═══ Recorded information
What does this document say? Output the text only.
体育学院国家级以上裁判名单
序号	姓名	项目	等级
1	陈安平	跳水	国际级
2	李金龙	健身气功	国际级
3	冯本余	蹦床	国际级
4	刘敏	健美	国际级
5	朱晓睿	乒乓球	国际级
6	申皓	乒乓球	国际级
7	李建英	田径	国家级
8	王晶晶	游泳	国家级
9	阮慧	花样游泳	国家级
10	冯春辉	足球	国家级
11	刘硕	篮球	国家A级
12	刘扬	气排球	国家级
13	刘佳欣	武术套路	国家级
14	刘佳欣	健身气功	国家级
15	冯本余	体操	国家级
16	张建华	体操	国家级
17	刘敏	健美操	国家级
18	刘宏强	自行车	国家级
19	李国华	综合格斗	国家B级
══════
* Instructions to follow
Return the whole listing exactly.

* The reply
What does this document say? Output the text only.
体育学院国家级以上裁判名单
序号	姓名	项目	等级
1	陈安平	跳水	国际级
2	李金龙	健身气功	国际级
3	冯本余	蹦床	国际级
4	刘敏	健美	国际级
5	朱晓睿	乒乓球	国际级
6	申皓	乒乓球	国际级
7	李建英	田径	国家级
8	王晶晶	游泳	国家级
9	阮慧	花样游泳	国家级
10	冯春辉	足球	国家级
11	刘硕	篮球	国家A级
12	刘扬	气排球	国家级
13	刘佳欣	武术套路	国家级
14	刘佳欣	健身气功	国家级
15	冯本余	体操	国家级
16	张建华	体操	国家级
17	刘敏	健美操	国家级
18	刘宏强	自行车	国家级
19	李国华	综合格斗	国家B级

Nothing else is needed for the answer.